● **DIRECTIONS FOR THIS TASK**
Below is a listing; copy all of it exactly.

● **PROVIDED DATA**
- - - - -

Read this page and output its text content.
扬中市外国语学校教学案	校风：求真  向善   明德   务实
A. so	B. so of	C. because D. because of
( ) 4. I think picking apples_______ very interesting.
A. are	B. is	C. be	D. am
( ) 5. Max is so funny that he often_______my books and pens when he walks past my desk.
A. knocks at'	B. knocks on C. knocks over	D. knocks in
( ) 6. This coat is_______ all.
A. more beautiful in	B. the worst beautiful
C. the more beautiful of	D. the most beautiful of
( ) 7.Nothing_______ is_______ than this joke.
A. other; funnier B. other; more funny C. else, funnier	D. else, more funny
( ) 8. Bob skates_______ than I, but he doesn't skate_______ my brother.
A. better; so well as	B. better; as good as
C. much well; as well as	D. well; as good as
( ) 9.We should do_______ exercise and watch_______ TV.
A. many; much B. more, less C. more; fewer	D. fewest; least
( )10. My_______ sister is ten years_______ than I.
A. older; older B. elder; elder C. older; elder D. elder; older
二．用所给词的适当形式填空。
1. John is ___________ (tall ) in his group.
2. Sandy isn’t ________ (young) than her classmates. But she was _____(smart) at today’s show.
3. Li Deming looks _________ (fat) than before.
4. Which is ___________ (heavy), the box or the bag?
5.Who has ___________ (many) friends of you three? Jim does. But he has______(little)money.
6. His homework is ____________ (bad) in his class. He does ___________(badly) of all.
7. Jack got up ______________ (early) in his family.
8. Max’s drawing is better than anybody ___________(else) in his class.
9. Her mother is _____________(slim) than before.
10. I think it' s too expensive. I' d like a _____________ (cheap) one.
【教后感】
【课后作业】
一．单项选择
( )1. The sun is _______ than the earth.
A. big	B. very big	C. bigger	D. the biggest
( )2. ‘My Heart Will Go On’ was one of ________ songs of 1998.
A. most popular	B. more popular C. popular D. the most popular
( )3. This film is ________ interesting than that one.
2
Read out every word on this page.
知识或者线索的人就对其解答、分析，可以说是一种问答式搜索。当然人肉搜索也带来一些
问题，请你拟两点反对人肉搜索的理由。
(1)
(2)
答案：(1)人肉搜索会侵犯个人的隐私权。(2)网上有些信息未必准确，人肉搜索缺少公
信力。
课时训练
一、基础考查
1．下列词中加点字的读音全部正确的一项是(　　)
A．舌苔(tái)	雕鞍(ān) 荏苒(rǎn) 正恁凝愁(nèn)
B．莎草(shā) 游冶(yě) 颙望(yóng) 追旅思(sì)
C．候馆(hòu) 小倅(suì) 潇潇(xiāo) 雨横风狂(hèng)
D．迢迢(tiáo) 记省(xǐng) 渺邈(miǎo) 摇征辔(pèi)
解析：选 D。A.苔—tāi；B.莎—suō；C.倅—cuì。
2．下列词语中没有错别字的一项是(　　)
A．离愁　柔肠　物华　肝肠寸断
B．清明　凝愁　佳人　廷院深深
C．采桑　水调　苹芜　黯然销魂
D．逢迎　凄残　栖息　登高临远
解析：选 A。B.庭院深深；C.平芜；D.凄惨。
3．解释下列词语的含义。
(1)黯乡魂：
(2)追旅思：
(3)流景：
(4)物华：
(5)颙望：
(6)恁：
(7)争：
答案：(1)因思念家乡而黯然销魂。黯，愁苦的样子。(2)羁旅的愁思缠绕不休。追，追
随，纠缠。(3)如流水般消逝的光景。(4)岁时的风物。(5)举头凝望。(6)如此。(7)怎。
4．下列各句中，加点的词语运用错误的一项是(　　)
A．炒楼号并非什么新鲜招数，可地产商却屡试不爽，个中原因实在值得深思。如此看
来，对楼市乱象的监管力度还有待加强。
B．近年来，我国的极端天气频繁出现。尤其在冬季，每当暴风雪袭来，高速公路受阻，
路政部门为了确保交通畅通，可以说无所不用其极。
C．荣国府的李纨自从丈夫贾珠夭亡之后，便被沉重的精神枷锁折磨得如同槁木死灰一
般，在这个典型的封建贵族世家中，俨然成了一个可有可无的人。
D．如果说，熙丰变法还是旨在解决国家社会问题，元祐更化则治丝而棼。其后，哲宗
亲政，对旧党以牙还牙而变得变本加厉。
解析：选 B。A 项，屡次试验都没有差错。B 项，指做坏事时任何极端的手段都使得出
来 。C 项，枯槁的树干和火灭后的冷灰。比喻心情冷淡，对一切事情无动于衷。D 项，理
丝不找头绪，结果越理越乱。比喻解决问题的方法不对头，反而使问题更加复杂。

- - - - -

● **ANSWER TO THIS PROBLEM**
Read this page and output its text content.
扬中市外国语学校教学案	校风：求真  向善   明德   务实
A. so	B. so of	C. because D. because of
( ) 4. I think picking apples_______ very interesting.
A. are	B. is	C. be	D. am
( ) 5. Max is so funny that he often_______my books and pens when he walks past my desk.
A. knocks at'	B. knocks on C. knocks over	D. knocks in
( ) 6. This coat is_______ all.
A. more beautiful in	B. the worst beautiful
C. the more beautiful of	D. the most beautiful of
( ) 7.Nothing_______ is_______ than this joke.
A. other; funnier B. other; more funny C. else, funnier	D. else, more funny
( ) 8. Bob skates_______ than I, but he doesn't skate_______ my brother.
A. better; so well as	B. better; as good as
C. much well; as well as	D. well; as good as
( ) 9.We should do_______ exercise and watch_______ TV.
A. many; much B. more, less C. more; fewer	D. fewest; least
( )10. My_______ sister is ten years_______ than I.
A. older; older B. elder; elder C. older; elder D. elder; older
二．用所给词的适当形式填空。
1. John is ___________ (tall ) in his group.
2. Sandy isn’t ________ (young) than her classmates. But she was _____(smart) at today’s show.
3. Li Deming looks _________ (fat) than before.
4. Which is ___________ (heavy), the box or the bag?
5.Who has ___________ (many) friends of you three? Jim does. But he has______(little)money.
6. His homework is ____________ (bad) in his class. He does ___________(badly) of all.
7. Jack got up ______________ (early) in his family.
8. Max’s drawing is better than anybody ___________(else) in his class.
9. Her mother is _____________(slim) than before.
10. I think it' s too expensive. I' d like a _____________ (cheap) one.
【教后感】
【课后作业】
一．单项选择
( )1. The sun is _______ than the earth.
A. big	B. very big	C. bigger	D. the biggest
( )2. ‘My Heart Will Go On’ was one of ________ songs of 1998.
A. most popular	B. more popular C. popular D. the most popular
( )3. This film is ________ interesting than that one.
2
Read out every word on this page.
知识或者线索的人就对其解答、分析，可以说是一种问答式搜索。当然人肉搜索也带来一些
问题，请你拟两点反对人肉搜索的理由。
(1)
(2)
答案：(1)人肉搜索会侵犯个人的隐私权。(2)网上有些信息未必准确，人肉搜索缺少公
信力。
课时训练
一、基础考查
1．下列词中加点字的读音全部正确的一项是(　　)
A．舌苔(tái)	雕鞍(ān) 荏苒(rǎn) 正恁凝愁(nèn)
B．莎草(shā) 游冶(yě) 颙望(yóng) 追旅思(sì)
C．候馆(hòu) 小倅(suì) 潇潇(xiāo) 雨横风狂(hèng)
D．迢迢(tiáo) 记省(xǐng) 渺邈(miǎo) 摇征辔(pèi)
解析：选 D。A.苔—tāi；B.莎—suō；C.倅—cuì。
2．下列词语中没有错别字的一项是(　　)
A．离愁　柔肠　物华　肝肠寸断
B．清明　凝愁　佳人　廷院深深
C．采桑　水调　苹芜　黯然销魂
D．逢迎　凄残　栖息　登高临远
解析：选 A。B.庭院深深；C.平芜；D.凄惨。
3．解释下列词语的含义。
(1)黯乡魂：
(2)追旅思：
(3)流景：
(4)物华：
(5)颙望：
(6)恁：
(7)争：
答案：(1)因思念家乡而黯然销魂。黯，愁苦的样子。(2)羁旅的愁思缠绕不休。追，追
随，纠缠。(3)如流水般消逝的光景。(4)岁时的风物。(5)举头凝望。(6)如此。(7)怎。
4．下列各句中，加点的词语运用错误的一项是(　　)
A．炒楼号并非什么新鲜招数，可地产商却屡试不爽，个中原因实在值得深思。如此看
来，对楼市乱象的监管力度还有待加强。
B．近年来，我国的极端天气频繁出现。尤其在冬季，每当暴风雪袭来，高速公路受阻，
路政部门为了确保交通畅通，可以说无所不用其极。
C．荣国府的李纨自从丈夫贾珠夭亡之后，便被沉重的精神枷锁折磨得如同槁木死灰一
般，在这个典型的封建贵族世家中，俨然成了一个可有可无的人。
D．如果说，熙丰变法还是旨在解决国家社会问题，元祐更化则治丝而棼。其后，哲宗
亲政，对旧党以牙还牙而变得变本加厉。
解析：选 B。A 项，屡次试验都没有差错。B 项，指做坏事时任何极端的手段都使得出
来 。C 项，枯槁的树干和火灭后的冷灰。比喻心情冷淡，对一切事情无动于衷。D 项，理
丝不找头绪，结果越理越乱。比喻解决问题的方法不对头，反而使问题更加复杂。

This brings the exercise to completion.